- Task objective: Extract the complete data exactly as given.
[start of Material supplied]
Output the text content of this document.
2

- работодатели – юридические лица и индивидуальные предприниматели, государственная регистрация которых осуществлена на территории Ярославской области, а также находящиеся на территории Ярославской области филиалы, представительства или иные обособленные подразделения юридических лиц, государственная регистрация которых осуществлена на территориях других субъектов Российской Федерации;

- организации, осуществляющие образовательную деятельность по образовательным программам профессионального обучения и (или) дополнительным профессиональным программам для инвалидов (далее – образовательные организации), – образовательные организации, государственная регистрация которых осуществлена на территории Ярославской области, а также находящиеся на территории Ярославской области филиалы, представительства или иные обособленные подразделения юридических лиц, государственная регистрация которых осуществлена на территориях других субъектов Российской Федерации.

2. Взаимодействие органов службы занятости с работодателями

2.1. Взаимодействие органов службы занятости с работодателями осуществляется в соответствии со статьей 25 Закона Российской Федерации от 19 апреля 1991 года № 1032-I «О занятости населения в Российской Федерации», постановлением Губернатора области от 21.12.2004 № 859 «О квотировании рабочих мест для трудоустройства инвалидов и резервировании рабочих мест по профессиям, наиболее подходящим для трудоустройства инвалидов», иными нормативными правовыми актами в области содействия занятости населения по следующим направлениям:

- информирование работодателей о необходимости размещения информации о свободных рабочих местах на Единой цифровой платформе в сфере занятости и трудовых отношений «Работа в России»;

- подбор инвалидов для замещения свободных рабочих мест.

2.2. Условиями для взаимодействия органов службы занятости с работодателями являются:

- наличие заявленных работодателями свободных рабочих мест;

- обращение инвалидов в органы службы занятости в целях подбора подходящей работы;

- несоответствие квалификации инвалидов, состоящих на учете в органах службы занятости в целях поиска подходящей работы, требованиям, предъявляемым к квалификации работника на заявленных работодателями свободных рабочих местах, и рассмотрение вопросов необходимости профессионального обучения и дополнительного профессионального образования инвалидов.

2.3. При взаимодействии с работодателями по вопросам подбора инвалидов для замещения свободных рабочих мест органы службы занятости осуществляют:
[end of Material supplied]
- The output:
Output the text content of this document.
2

- работодатели – юридические лица и индивидуальные предприниматели, государственная регистрация которых осуществлена на территории Ярославской области, а также находящиеся на территории Ярославской области филиалы, представительства или иные обособленные подразделения юридических лиц, государственная регистрация которых осуществлена на территориях других субъектов Российской Федерации;

- организации, осуществляющие образовательную деятельность по образовательным программам профессионального обучения и (или) дополнительным профессиональным программам для инвалидов (далее – образовательные организации), – образовательные организации, государственная регистрация которых осуществлена на территории Ярославской области, а также находящиеся на территории Ярославской области филиалы, представительства или иные обособленные подразделения юридических лиц, государственная регистрация которых осуществлена на территориях других субъектов Российской Федерации.

2. Взаимодействие органов службы занятости с работодателями

2.1. Взаимодействие органов службы занятости с работодателями осуществляется в соответствии со статьей 25 Закона Российской Федерации от 19 апреля 1991 года № 1032-I «О занятости населения в Российской Федерации», постановлением Губернатора области от 21.12.2004 № 859 «О квотировании рабочих мест для трудоустройства инвалидов и резервировании рабочих мест по профессиям, наиболее подходящим для трудоустройства инвалидов», иными нормативными правовыми актами в области содействия занятости населения по следующим направлениям:

- информирование работодателей о необходимости размещения информации о свободных рабочих местах на Единой цифровой платформе в сфере занятости и трудовых отношений «Работа в России»;

- подбор инвалидов для замещения свободных рабочих мест.

2.2. Условиями для взаимодействия органов службы занятости с работодателями являются:

- наличие заявленных работодателями свободных рабочих мест;

- обращение инвалидов в органы службы занятости в целях подбора подходящей работы;

- несоответствие квалификации инвалидов, состоящих на учете в органах службы занятости в целях поиска подходящей работы, требованиям, предъявляемым к квалификации работника на заявленных работодателями свободных рабочих местах, и рассмотрение вопросов необходимости профессионального обучения и дополнительного профессионального образования инвалидов.

2.3. При взаимодействии с работодателями по вопросам подбора инвалидов для замещения свободных рабочих мест органы службы занятости осуществляют:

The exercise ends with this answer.